--- SOURCE DOCUMENT Enclosed Below ---

Unfortunately, from the results of our data analysis, we concluded that the stability of the Random Forest Model is so poor and the prediction effect of CPI and PPI is not what we wish to be. We need to pay more attention to the parameters optimization and test the data in other different models.

--- End of Enclosed SOURCE DOCUMENT ---

▶ WHAT TO WORK ON
- a) In the source text, which model was found to have poor stability?
- b) Echo the source text word for word, from "Unfortunately, from the" to "other different models.".

--- DATA SUPPLIED Enclosed Below ---

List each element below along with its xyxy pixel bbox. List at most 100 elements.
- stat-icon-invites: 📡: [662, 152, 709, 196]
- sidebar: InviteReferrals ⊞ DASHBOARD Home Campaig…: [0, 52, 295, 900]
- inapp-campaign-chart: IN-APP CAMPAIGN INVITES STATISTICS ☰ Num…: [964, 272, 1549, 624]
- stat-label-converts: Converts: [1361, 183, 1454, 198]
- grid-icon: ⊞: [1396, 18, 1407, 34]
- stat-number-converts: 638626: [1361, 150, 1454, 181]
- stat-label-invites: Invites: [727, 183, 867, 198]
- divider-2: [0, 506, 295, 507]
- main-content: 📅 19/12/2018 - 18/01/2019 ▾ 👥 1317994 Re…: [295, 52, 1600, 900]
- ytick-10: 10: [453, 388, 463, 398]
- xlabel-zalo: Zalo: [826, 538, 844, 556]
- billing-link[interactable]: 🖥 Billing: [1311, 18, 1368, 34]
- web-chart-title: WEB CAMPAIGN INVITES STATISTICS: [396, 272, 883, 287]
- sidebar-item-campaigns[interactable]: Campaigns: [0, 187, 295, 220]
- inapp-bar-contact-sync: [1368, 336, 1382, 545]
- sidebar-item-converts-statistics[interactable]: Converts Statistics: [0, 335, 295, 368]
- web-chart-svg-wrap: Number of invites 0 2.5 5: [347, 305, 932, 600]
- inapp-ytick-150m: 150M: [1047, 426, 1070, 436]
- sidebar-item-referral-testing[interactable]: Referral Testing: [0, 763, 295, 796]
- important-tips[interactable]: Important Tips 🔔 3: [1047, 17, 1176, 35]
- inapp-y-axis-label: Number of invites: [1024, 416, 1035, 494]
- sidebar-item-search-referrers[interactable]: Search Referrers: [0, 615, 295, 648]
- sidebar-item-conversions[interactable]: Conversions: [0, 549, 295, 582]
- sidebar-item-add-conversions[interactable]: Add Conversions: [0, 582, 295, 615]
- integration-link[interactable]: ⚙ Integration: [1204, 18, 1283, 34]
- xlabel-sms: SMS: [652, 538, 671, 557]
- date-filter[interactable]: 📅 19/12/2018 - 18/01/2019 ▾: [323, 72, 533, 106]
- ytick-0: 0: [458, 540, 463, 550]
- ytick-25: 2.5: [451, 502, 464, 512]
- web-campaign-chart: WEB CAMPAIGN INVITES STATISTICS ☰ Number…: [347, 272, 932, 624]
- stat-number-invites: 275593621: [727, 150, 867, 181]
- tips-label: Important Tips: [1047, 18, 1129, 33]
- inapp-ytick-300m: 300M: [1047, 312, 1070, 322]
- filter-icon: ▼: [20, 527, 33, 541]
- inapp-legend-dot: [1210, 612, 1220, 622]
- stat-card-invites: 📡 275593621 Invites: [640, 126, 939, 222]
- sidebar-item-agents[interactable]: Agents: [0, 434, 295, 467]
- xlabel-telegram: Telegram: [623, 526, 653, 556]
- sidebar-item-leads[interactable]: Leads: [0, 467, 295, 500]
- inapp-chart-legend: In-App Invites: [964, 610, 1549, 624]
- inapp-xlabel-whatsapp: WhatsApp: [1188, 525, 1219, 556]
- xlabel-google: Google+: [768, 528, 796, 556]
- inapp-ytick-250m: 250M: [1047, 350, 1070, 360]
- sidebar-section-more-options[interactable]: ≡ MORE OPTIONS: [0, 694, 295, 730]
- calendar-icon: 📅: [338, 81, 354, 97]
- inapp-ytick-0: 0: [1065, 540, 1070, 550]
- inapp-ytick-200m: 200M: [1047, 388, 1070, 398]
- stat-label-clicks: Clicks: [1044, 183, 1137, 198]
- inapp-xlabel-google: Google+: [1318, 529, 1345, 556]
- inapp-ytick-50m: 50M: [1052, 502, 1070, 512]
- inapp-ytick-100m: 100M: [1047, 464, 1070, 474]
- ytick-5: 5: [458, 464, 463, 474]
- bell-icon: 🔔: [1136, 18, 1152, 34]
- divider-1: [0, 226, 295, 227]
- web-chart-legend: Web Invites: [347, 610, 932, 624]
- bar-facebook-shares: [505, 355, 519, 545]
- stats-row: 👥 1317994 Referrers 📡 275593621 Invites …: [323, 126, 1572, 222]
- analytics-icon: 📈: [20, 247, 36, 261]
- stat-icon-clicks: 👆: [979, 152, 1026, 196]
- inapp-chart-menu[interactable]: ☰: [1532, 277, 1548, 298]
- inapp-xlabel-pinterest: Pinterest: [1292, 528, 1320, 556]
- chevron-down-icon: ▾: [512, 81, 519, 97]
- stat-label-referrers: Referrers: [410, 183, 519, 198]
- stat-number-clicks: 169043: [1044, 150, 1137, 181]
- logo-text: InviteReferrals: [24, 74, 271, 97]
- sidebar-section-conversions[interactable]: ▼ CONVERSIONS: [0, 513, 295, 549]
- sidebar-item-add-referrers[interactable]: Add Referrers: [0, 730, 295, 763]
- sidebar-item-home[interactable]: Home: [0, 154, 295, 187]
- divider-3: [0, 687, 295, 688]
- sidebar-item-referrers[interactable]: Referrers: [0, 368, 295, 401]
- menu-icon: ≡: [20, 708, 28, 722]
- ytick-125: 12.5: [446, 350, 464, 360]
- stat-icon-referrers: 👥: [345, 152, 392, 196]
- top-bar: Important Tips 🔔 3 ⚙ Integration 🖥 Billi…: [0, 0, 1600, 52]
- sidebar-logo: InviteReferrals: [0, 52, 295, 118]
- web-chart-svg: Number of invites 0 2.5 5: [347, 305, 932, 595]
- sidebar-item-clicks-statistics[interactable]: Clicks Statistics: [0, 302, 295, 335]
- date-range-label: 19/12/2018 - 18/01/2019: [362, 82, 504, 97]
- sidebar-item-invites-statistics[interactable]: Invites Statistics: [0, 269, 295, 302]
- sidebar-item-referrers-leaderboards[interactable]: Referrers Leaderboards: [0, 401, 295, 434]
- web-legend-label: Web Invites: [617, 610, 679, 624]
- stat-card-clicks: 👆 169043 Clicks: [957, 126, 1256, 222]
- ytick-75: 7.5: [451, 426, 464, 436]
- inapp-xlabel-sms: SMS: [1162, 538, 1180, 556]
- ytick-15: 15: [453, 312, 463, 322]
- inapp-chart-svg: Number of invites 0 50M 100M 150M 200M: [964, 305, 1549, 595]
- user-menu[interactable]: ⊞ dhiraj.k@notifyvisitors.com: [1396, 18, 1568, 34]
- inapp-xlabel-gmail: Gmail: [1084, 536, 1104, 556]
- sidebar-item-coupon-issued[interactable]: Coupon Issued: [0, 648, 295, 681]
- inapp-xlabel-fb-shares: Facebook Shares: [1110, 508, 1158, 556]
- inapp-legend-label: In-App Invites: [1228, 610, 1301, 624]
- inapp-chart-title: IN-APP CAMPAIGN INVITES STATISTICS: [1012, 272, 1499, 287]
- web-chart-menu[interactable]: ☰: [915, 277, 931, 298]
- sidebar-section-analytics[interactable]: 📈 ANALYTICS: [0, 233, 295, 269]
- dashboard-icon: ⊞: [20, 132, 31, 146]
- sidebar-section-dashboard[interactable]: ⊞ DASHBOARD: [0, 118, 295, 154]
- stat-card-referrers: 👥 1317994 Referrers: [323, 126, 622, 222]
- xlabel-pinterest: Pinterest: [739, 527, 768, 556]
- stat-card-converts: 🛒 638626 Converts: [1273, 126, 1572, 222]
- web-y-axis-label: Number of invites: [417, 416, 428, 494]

--- End of Enclosed DATA SUPPLIED ---

▶ RESPONSES TO THE TASKS
- a) The Random Forest Model.

- b)
Unfortunately, from the results of our data analysis, we concluded that the stability of the Random Forest Model is so poor and the prediction effect of CPI and PPI is not what we wish to be. We need to pay more attention to the parameters optimization and test the data in other different models.